═════ Records supplied

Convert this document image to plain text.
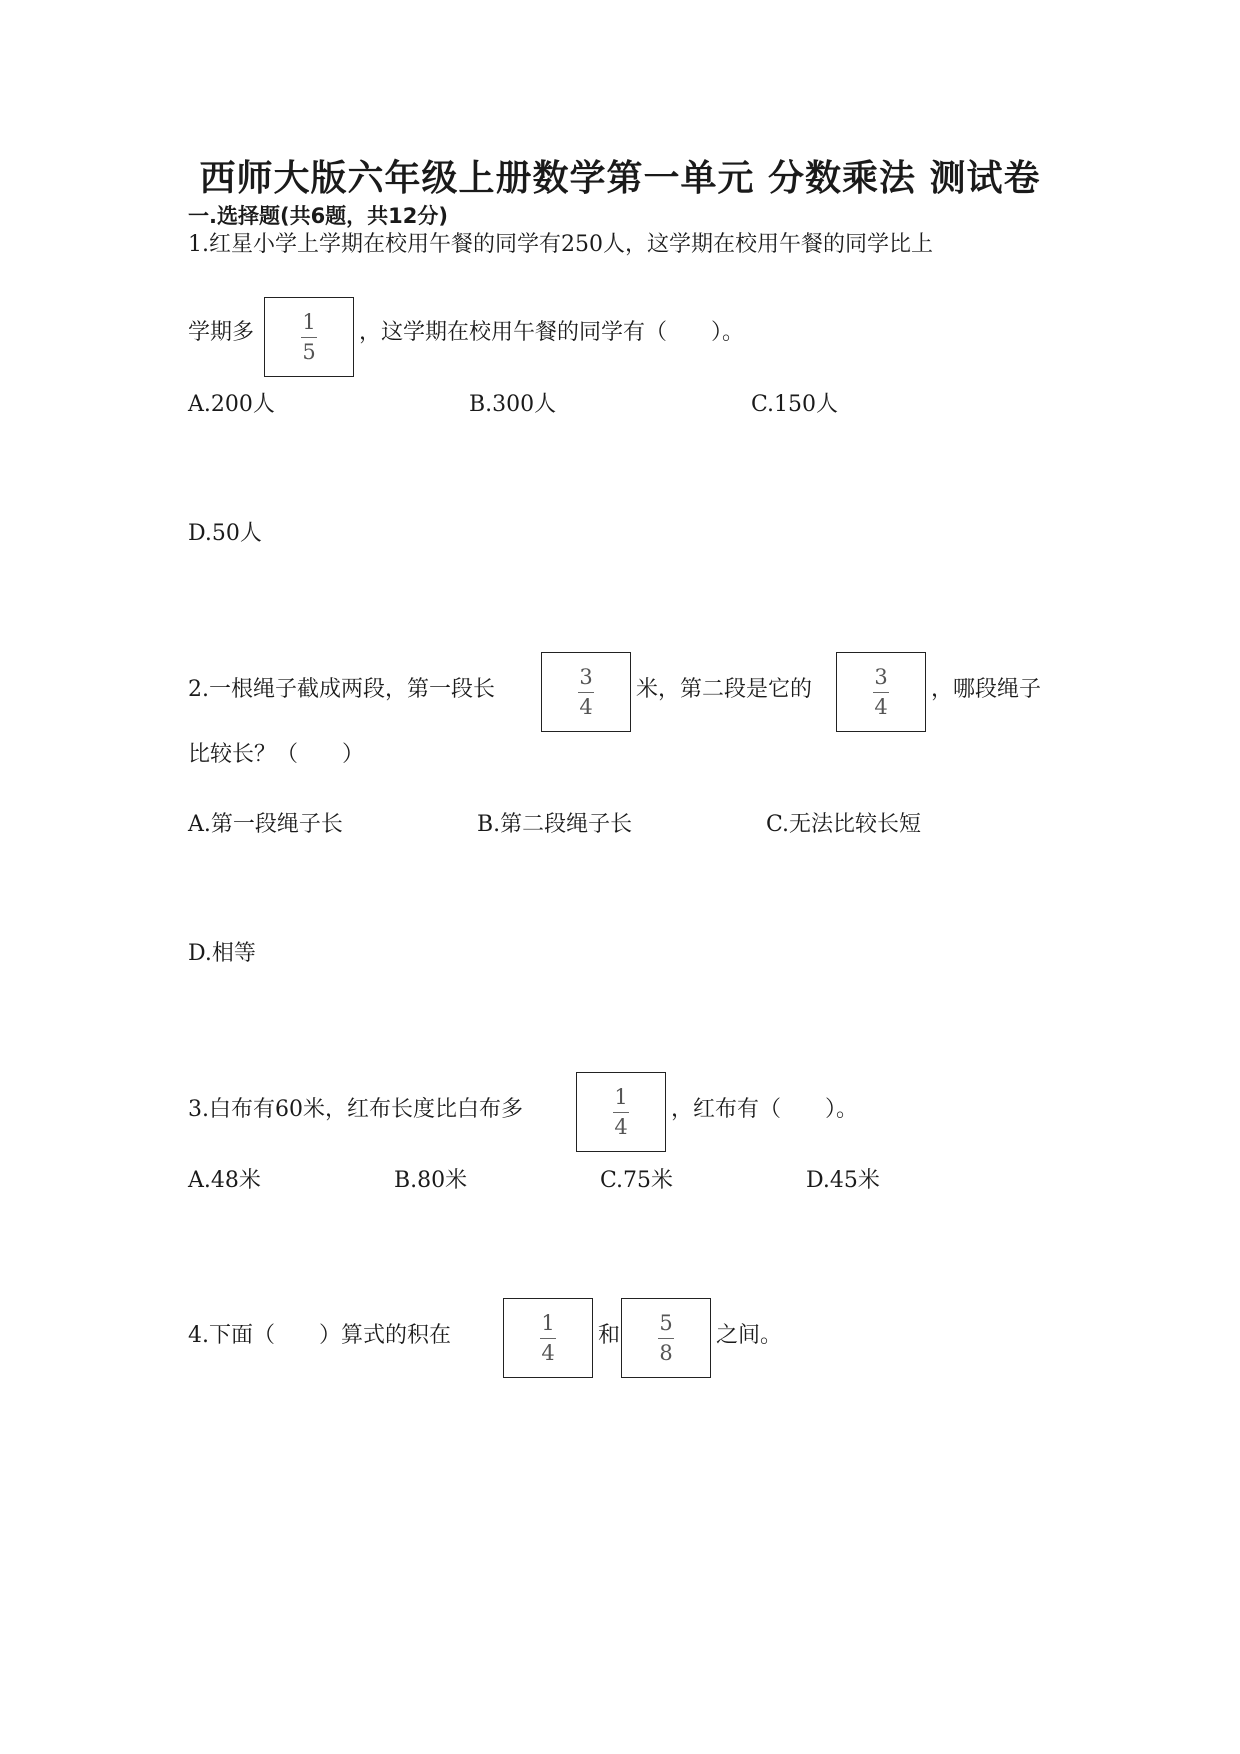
西师大版六年级上册数学第一单元 分数乘法 测试卷
一.选择题(共6题，共12分)
1.红星小学上学期在校用午餐的同学有250人，这学期在校用午餐的同学比上
学期多	1
5
，这学期在校用午餐的同学有（　　）。
A.200人	B.300人	C.150人
D.50人
2.一根绳子截成两段，第一段长	3
4
米，第二段是它的	3
4
，哪段绳子
比较长？（　　）
A.第一段绳子长	B.第二段绳子长	C.无法比较长短
D.相等
3.白布有60米，红布长度比白布多	1
4
，红布有（　　）。
A.48米	B.80米	C.75米	D.45米
4.下面（　　）算式的积在	1
4
和	5
8
之间。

══════════

Stated goal
Take the records above and transcribe them exactly, dropping every picture.

Solution to this problem
Convert this document image to plain text.
西师大版六年级上册数学第一单元 分数乘法 测试卷
一.选择题(共6题，共12分)
1.红星小学上学期在校用午餐的同学有250人，这学期在校用午餐的同学比上
学期多	1
5
，这学期在校用午餐的同学有（　　）。
A.200人	B.300人	C.150人
D.50人
2.一根绳子截成两段，第一段长	3
4
米，第二段是它的	3
4
，哪段绳子
比较长？（　　）
A.第一段绳子长	B.第二段绳子长	C.无法比较长短
D.相等
3.白布有60米，红布长度比白布多	1
4
，红布有（　　）。
A.48米	B.80米	C.75米	D.45米
4.下面（　　）算式的积在	1
4
和	5
8
之间。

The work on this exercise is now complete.